▶ PROBLEM DESCRIPTION
Write out every entry word for word.
>> BEGIN DATA RECORDS
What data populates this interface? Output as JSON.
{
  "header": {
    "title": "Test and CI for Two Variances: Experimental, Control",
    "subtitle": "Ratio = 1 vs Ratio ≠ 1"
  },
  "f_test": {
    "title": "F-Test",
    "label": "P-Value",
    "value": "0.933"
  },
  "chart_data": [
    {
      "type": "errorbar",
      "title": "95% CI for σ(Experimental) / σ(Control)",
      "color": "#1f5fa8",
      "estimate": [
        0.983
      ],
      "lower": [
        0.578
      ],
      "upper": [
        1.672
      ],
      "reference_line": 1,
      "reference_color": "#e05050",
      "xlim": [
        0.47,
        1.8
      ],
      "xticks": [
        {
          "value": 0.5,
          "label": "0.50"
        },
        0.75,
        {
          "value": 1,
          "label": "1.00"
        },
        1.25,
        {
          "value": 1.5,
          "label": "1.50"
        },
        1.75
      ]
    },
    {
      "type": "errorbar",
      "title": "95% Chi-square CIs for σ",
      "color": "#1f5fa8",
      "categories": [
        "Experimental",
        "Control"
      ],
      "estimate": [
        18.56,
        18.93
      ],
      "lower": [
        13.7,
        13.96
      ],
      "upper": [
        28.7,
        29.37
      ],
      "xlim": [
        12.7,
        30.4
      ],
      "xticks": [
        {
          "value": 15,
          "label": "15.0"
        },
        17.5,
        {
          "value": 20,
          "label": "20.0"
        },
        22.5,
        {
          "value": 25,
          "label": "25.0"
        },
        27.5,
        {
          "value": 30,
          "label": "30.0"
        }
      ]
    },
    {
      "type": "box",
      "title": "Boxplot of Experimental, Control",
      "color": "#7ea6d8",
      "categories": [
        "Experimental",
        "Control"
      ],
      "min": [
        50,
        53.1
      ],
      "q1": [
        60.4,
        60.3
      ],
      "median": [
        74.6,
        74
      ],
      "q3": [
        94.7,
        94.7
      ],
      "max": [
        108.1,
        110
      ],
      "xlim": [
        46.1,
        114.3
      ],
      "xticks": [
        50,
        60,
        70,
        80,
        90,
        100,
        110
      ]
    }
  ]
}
>> END DATA RECORDS
▶ ANSWER
What data populates this interface? Output as JSON.
{
  "header": {
    "title": "Test and CI for Two Variances: Experimental, Control",
    "subtitle": "Ratio = 1 vs Ratio ≠ 1"
  },
  "f_test": {
    "title": "F-Test",
    "label": "P-Value",
    "value": "0.933"
  },
  "chart_data": [
    {
      "type": "errorbar",
      "title": "95% CI for σ(Experimental) / σ(Control)",
      "color": "#1f5fa8",
      "estimate": [
        0.983
      ],
      "lower": [
        0.578
      ],
      "upper": [
        1.672
      ],
      "reference_line": 1,
      "reference_color": "#e05050",
      "xlim": [
        0.47,
        1.8
      ],
      "xticks": [
        {
          "value": 0.5,
          "label": "0.50"
        },
        0.75,
        {
          "value": 1,
          "label": "1.00"
        },
        1.25,
        {
          "value": 1.5,
          "label": "1.50"
        },
        1.75
      ]
    },
    {
      "type": "errorbar",
      "title": "95% Chi-square CIs for σ",
      "color": "#1f5fa8",
      "categories": [
        "Experimental",
        "Control"
      ],
      "estimate": [
        18.56,
        18.93
      ],
      "lower": [
        13.7,
        13.96
      ],
      "upper": [
        28.7,
        29.37
      ],
      "xlim": [
        12.7,
        30.4
      ],
      "xticks": [
        {
          "value": 15,
          "label": "15.0"
        },
        17.5,
        {
          "value": 20,
          "label": "20.0"
        },
        22.5,
        {
          "value": 25,
          "label": "25.0"
        },
        27.5,
        {
          "value": 30,
          "label": "30.0"
        }
      ]
    },
    {
      "type": "box",
      "title": "Boxplot of Experimental, Control",
      "color": "#7ea6d8",
      "categories": [
        "Experimental",
        "Control"
      ],
      "min": [
        50,
        53.1
      ],
      "q1": [
        60.4,
        60.3
      ],
      "median": [
        74.6,
        74
      ],
      "q3": [
        94.7,
        94.7
      ],
      "max": [
        108.1,
        110
      ],
      "xlim": [
        46.1,
        114.3
      ],
      "xticks": [
        50,
        60,
        70,
        80,
        90,
        100,
        110
      ]
    }
  ]
}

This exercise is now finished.